--- Begin ---

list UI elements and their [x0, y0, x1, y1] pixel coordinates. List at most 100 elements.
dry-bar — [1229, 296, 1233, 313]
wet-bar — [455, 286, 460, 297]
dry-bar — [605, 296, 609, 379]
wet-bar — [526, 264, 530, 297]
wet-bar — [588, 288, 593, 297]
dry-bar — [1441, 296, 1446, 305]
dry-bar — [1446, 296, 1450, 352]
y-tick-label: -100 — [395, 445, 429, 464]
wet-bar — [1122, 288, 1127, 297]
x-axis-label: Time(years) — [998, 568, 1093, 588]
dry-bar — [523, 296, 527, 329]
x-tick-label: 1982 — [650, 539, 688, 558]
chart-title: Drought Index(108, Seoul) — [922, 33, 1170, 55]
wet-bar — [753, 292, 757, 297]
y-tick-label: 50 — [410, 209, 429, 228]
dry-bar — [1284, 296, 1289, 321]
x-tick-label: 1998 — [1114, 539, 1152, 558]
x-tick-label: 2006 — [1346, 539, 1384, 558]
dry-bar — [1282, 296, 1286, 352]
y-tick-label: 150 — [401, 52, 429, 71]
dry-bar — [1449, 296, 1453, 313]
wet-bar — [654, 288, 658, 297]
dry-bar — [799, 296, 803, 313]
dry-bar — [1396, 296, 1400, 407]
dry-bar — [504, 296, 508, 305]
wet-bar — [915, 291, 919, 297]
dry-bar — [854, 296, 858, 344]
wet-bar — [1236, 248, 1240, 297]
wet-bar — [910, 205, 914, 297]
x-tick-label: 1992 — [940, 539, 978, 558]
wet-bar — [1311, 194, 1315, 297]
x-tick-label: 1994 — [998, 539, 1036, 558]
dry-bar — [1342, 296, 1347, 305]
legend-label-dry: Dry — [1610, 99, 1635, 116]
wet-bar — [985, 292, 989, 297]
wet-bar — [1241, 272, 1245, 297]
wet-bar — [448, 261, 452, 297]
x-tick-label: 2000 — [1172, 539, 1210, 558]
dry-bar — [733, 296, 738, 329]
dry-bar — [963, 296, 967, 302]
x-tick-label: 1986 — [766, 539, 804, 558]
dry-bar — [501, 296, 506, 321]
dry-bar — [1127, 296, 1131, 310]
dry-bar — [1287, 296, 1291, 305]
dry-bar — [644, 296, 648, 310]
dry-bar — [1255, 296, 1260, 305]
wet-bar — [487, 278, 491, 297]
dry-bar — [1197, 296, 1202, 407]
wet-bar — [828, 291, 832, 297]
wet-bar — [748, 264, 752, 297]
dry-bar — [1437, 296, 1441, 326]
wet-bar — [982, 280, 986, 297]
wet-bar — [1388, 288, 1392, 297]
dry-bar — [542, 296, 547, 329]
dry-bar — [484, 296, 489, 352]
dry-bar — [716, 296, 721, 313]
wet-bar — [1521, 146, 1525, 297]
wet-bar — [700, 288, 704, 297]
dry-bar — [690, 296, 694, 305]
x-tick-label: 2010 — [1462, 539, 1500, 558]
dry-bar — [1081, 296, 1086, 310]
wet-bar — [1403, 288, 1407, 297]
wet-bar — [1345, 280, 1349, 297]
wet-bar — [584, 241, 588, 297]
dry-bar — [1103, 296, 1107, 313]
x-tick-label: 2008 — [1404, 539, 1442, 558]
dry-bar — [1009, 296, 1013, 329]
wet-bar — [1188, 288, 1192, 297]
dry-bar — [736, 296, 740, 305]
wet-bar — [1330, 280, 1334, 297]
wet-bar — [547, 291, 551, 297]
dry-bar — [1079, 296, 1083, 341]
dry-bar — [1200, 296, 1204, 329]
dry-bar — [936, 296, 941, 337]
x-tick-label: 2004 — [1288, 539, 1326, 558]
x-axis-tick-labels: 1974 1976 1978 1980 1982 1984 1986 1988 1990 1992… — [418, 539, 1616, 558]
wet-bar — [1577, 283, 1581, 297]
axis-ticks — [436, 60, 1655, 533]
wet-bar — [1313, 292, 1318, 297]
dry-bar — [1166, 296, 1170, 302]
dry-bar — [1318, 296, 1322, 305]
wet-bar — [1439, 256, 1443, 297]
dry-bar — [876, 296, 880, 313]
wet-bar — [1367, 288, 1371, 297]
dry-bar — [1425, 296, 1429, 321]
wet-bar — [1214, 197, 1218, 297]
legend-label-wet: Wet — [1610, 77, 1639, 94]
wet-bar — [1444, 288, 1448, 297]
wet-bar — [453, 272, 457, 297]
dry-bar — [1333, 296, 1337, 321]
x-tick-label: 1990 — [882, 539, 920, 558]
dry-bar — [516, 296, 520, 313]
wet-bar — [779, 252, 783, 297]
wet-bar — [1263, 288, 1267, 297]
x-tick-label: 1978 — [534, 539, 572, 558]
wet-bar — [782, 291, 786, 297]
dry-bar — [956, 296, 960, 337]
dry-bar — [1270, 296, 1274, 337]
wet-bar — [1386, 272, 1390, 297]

--- End ---

WHAT THIS TASK INVOLVES: Please rewrite every line above as a JSON list of strings, one string per line, and leave out any blank lines.

REPLY TO THE EXERCISE:
[
  "list UI elements and their [x0, y0, x1, y1] pixel coordinates. List at most 100 elements.",
  "dry-bar — [1229, 296, 1233, 313]",
  "wet-bar — [455, 286, 460, 297]",
  "dry-bar — [605, 296, 609, 379]",
  "wet-bar — [526, 264, 530, 297]",
  "wet-bar — [588, 288, 593, 297]",
  "dry-bar — [1441, 296, 1446, 305]",
  "dry-bar — [1446, 296, 1450, 352]",
  "y-tick-label: -100 — [395, 445, 429, 464]",
  "wet-bar — [1122, 288, 1127, 297]",
  "x-axis-label: Time(years) — [998, 568, 1093, 588]",
  "dry-bar — [523, 296, 527, 329]",
  "x-tick-label: 1982 — [650, 539, 688, 558]",
  "chart-title: Drought Index(108, Seoul) — [922, 33, 1170, 55]",
  "wet-bar — [753, 292, 757, 297]",
  "y-tick-label: 50 — [410, 209, 429, 228]",
  "dry-bar — [1284, 296, 1289, 321]",
  "x-tick-label: 1998 — [1114, 539, 1152, 558]",
  "x-tick-label: 2006 — [1346, 539, 1384, 558]",
  "dry-bar — [1282, 296, 1286, 352]",
  "y-tick-label: 150 — [401, 52, 429, 71]",
  "dry-bar — [1449, 296, 1453, 313]",
  "wet-bar — [654, 288, 658, 297]",
  "dry-bar — [799, 296, 803, 313]",
  "dry-bar — [1396, 296, 1400, 407]",
  "dry-bar — [504, 296, 508, 305]",
  "wet-bar — [915, 291, 919, 297]",
  "dry-bar — [854, 296, 858, 344]",
  "wet-bar — [1236, 248, 1240, 297]",
  "wet-bar — [910, 205, 914, 297]",
  "x-tick-label: 1992 — [940, 539, 978, 558]",
  "wet-bar — [1311, 194, 1315, 297]",
  "x-tick-label: 1994 — [998, 539, 1036, 558]",
  "dry-bar — [1342, 296, 1347, 305]",
  "legend-label-dry: Dry — [1610, 99, 1635, 116]",
  "wet-bar — [985, 292, 989, 297]",
  "wet-bar — [1241, 272, 1245, 297]",
  "wet-bar — [448, 261, 452, 297]",
  "x-tick-label: 2000 — [1172, 539, 1210, 558]",
  "dry-bar — [733, 296, 738, 329]",
  "dry-bar — [963, 296, 967, 302]",
  "x-tick-label: 1986 — [766, 539, 804, 558]",
  "dry-bar — [501, 296, 506, 321]",
  "dry-bar — [1127, 296, 1131, 310]",
  "dry-bar — [1287, 296, 1291, 305]",
  "dry-bar — [644, 296, 648, 310]",
  "dry-bar — [1255, 296, 1260, 305]",
  "wet-bar — [487, 278, 491, 297]",
  "dry-bar — [1197, 296, 1202, 407]",
  "wet-bar — [828, 291, 832, 297]",
  "wet-bar — [748, 264, 752, 297]",
  "dry-bar — [1437, 296, 1441, 326]",
  "wet-bar — [982, 280, 986, 297]",
  "wet-bar — [1388, 288, 1392, 297]",
  "dry-bar — [542, 296, 547, 329]",
  "dry-bar — [484, 296, 489, 352]",
  "dry-bar — [716, 296, 721, 313]",
  "wet-bar — [1521, 146, 1525, 297]",
  "wet-bar — [700, 288, 704, 297]",
  "dry-bar — [690, 296, 694, 305]",
  "x-tick-label: 2010 — [1462, 539, 1500, 558]",
  "dry-bar — [1081, 296, 1086, 310]",
  "wet-bar — [1403, 288, 1407, 297]",
  "wet-bar — [1345, 280, 1349, 297]",
  "wet-bar — [584, 241, 588, 297]",
  "dry-bar — [1103, 296, 1107, 313]",
  "x-tick-label: 2008 — [1404, 539, 1442, 558]",
  "dry-bar — [1009, 296, 1013, 329]",
  "wet-bar — [1188, 288, 1192, 297]",
  "dry-bar — [736, 296, 740, 305]",
  "wet-bar — [1330, 280, 1334, 297]",
  "wet-bar — [547, 291, 551, 297]",
  "dry-bar — [1079, 296, 1083, 341]",
  "dry-bar — [1200, 296, 1204, 329]",
  "dry-bar — [936, 296, 941, 337]",
  "x-tick-label: 2004 — [1288, 539, 1326, 558]",
  "x-axis-tick-labels: 1974 1976 1978 1980 1982 1984 1986 1988 1990 1992… — [418, 539, 1616, 558]",
  "wet-bar — [1577, 283, 1581, 297]",
  "axis-ticks — [436, 60, 1655, 533]",
  "wet-bar — [1313, 292, 1318, 297]",
  "dry-bar — [1166, 296, 1170, 302]",
  "dry-bar — [1318, 296, 1322, 305]",
  "wet-bar — [1439, 256, 1443, 297]",
  "dry-bar — [876, 296, 880, 313]",
  "wet-bar — [1367, 288, 1371, 297]",
  "dry-bar — [1425, 296, 1429, 321]",
  "wet-bar — [1214, 197, 1218, 297]",
  "legend-label-wet: Wet — [1610, 77, 1639, 94]",
  "wet-bar — [1444, 288, 1448, 297]",
  "wet-bar — [453, 272, 457, 297]",
  "dry-bar — [1333, 296, 1337, 321]",
  "x-tick-label: 1990 — [882, 539, 920, 558]",
  "dry-bar — [516, 296, 520, 313]",
  "wet-bar — [779, 252, 783, 297]",
  "wet-bar — [1263, 288, 1267, 297]",
  "x-tick-label: 1978 — [534, 539, 572, 558]",
  "wet-bar — [782, 291, 786, 297]",
  "dry-bar — [956, 296, 960, 337]",
  "dry-bar — [1270, 296, 1274, 337]",
  "wet-bar — [1386, 272, 1390, 297]"
]